Taking into consideration all the previous ideas, the primary objective of this study is to propose a comprehensive algorithm estimating TIPs as well as updating TDPs and online states with high accuracy and quick convergence. The contributions that clearly distinguish our endeavor from the aforementioned literature are that vehicle parameters are properly divided into TIPs and TDPs according to the requirement for updates, and consequently, different methods are formulated. TIPs can be determined offline based on the identification of modal parameters, while TDPs can be estimated online based on a real-time dual unscented Kalman filter (DUKF).

The outline of the paper is as follows. Section 2 formulates the vehicle model in vertical, pitch and roll dynamics. Section 3 describes the hybrid-mass state-variable (HMSV) method for TIPs’ estimation based on the identification of modal parameters. The structure of the DUKF for the online identification of TDPs and states is presented in Section 4. In Section 5, the proposed algorithm is verified by experimental data. Both a simulation and parameter study are shown in Section 6 to prove the algorithm’s performance in terms of sprung mass variation, model error because of linearization, and various road conditions. Our conclusion is summarized in Section 7.

2. Vehicle Model in Vertical and Pitch Dynamics

A full vehicle model comprising two axles is illustrated in Figure 1. The model consists of seven DOF (degrees of freedom), corresponding to the vertical motion of sprung mass $z_s^{}$, pitch motion of sprung mass $\theta$, roll motion of sprung mass $\varphi$ and vertical motions of four unsprung masses: $z_{ufd}$, $z_{ufp}$, $z_{urd}$ and $z_{urp}$. The subscript $s$ stands for sprung mass, while $u$ is for unsprung mass, $f$ is for front axle, $r$ is for real axle, $d$ is for driver side and $p$ is for passenger side. $z_i$ ($i=fp,fd,rp,rd$) stands for the road profile input of each wheel. A detailed description of the vehicle parameters is given in

Table A1. Fixed parameters for vehicle.

● Data records
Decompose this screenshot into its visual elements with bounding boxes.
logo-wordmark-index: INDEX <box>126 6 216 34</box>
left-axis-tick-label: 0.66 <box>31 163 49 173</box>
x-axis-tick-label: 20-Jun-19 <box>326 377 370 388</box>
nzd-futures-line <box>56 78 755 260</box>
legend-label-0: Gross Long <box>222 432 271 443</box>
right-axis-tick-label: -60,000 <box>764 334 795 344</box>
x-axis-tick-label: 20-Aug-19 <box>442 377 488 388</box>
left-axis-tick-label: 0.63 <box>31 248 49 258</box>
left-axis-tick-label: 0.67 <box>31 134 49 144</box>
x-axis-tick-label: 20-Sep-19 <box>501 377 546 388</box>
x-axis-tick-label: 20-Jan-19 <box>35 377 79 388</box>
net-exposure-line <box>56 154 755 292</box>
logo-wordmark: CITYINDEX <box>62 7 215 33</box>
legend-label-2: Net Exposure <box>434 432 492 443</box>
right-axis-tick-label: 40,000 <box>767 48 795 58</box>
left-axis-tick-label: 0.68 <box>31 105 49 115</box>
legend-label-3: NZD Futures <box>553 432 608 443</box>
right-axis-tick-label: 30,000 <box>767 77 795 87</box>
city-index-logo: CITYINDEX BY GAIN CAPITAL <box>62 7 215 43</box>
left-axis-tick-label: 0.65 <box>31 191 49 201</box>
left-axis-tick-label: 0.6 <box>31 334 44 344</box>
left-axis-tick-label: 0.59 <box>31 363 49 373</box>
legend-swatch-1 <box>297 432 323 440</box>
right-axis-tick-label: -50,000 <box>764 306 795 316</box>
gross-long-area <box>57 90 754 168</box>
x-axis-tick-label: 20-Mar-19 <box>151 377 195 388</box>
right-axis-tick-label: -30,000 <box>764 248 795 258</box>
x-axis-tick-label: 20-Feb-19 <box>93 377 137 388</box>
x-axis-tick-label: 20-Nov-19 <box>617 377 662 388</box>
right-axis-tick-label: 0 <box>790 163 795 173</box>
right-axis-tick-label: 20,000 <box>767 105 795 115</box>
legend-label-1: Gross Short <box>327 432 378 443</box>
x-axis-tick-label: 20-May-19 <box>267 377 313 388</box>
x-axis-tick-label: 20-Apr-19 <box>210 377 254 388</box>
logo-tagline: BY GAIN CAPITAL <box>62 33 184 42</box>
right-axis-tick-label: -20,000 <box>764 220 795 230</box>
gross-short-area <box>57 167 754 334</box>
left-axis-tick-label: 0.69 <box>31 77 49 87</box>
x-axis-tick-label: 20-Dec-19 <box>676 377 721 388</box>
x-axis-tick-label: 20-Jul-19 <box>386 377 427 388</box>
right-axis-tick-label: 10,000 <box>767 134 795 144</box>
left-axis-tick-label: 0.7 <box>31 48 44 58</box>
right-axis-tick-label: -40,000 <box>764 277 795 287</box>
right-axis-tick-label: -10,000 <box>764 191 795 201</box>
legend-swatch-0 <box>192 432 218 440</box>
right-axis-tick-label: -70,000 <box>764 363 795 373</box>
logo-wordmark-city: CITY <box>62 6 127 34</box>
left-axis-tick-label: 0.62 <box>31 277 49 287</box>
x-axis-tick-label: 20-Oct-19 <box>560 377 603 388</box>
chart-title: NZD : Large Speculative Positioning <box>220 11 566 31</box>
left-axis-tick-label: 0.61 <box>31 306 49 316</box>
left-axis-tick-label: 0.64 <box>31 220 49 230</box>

* * *

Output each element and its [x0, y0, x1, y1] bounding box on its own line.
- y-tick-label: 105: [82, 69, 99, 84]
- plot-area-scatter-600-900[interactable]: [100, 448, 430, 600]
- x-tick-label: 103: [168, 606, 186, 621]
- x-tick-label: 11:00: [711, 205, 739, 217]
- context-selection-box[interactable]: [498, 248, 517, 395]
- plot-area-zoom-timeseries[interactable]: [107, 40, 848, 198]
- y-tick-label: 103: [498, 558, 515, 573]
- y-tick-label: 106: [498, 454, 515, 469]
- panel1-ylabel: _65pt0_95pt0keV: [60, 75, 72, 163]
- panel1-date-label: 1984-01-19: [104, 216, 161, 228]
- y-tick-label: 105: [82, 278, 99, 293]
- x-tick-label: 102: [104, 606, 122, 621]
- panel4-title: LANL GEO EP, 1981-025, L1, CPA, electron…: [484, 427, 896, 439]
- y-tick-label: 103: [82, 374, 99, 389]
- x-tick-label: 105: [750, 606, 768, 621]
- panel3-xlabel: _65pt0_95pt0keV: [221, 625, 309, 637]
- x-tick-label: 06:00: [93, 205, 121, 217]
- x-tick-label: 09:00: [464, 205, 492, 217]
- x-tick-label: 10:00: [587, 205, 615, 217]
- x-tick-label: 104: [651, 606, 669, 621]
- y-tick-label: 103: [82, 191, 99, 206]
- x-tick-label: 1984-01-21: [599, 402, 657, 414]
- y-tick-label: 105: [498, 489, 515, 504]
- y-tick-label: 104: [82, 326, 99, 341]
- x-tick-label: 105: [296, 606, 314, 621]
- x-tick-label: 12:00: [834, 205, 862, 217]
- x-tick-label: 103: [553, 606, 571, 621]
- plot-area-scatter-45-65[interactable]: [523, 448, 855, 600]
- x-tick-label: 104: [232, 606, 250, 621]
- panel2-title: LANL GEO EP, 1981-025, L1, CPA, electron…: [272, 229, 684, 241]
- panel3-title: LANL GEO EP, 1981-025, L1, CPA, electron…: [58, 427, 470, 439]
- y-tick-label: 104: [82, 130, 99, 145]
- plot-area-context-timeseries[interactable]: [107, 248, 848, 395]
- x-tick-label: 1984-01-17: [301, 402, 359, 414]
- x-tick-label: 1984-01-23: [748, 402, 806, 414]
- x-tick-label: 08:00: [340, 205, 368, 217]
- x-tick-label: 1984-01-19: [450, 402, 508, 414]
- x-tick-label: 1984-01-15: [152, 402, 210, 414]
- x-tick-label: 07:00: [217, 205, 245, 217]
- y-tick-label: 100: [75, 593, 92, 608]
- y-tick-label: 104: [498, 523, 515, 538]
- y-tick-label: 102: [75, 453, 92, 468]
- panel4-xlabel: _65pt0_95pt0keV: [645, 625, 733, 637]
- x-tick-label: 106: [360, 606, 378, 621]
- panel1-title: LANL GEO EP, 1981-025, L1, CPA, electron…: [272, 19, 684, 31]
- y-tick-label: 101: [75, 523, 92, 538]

...

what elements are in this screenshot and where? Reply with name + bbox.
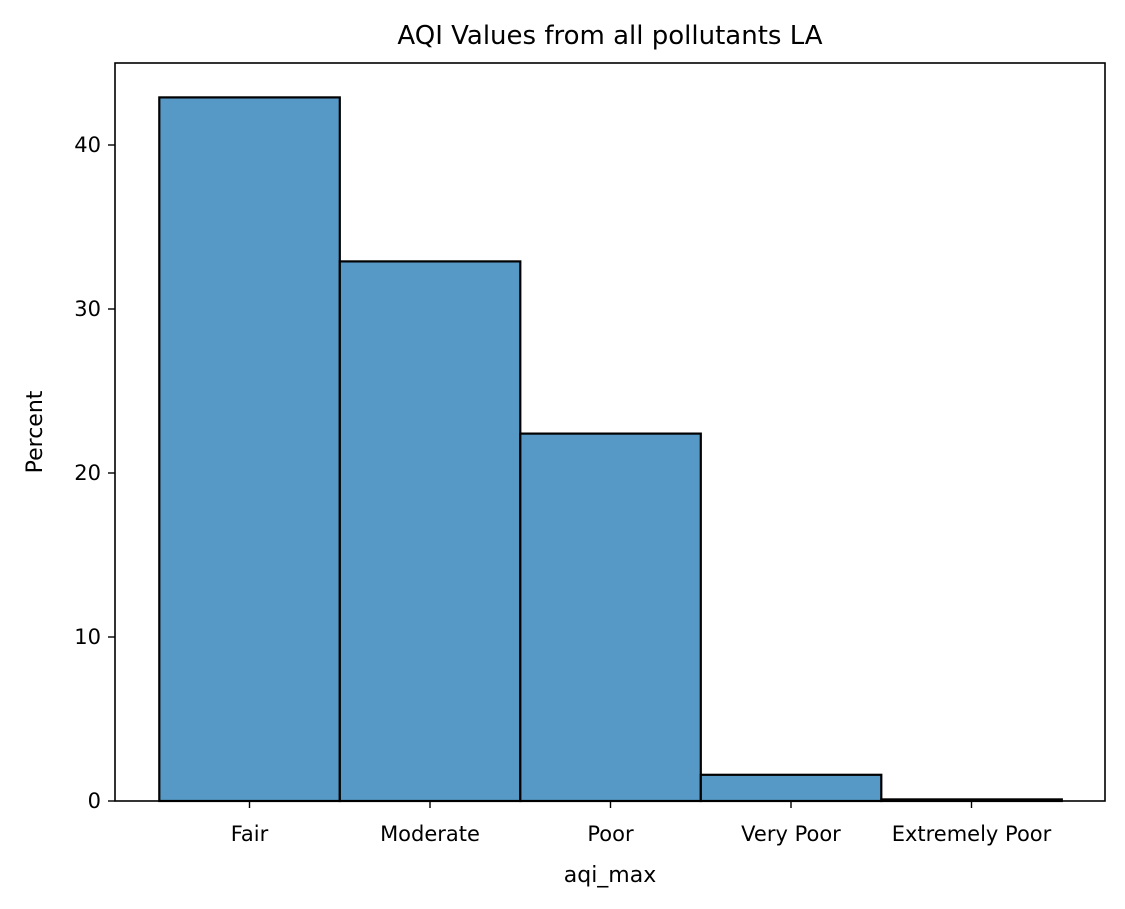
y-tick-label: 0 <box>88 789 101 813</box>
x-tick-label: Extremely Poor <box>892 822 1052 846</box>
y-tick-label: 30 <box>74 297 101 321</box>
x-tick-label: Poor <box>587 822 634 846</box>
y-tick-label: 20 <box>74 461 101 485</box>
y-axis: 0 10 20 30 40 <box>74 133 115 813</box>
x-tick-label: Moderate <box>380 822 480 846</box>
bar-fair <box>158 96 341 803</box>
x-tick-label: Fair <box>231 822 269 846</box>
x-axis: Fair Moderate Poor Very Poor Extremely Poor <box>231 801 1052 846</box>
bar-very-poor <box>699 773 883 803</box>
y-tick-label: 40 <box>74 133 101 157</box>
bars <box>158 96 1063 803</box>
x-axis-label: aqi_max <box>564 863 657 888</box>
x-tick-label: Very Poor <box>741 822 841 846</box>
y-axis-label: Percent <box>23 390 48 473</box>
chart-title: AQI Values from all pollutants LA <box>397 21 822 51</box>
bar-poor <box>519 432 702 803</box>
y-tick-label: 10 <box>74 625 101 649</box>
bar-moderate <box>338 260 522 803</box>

● What you should do
In the passage on vehicle parameter estimation, restate the stretch from "Taking into consideration" through "Kalman filter (DUKF).", swapping "quick convergence" for "fast convergence".

● Full output
Taking into consideration all the previous ideas, the primary objective of this study is to propose a comprehensive algorithm estimating TIPs as well as updating TDPs and online states with high accuracy and fast convergence. The contributions that clearly distinguish our endeavor from the aforementioned literature are that vehicle parameters are properly divided into TIPs and TDPs according to the requirement for updates, and consequently, different methods are formulated. TIPs can be determined offline based on the identification of modal parameters, while TDPs can be estimated online based on a real-time dual unscented Kalman filter (DUKF).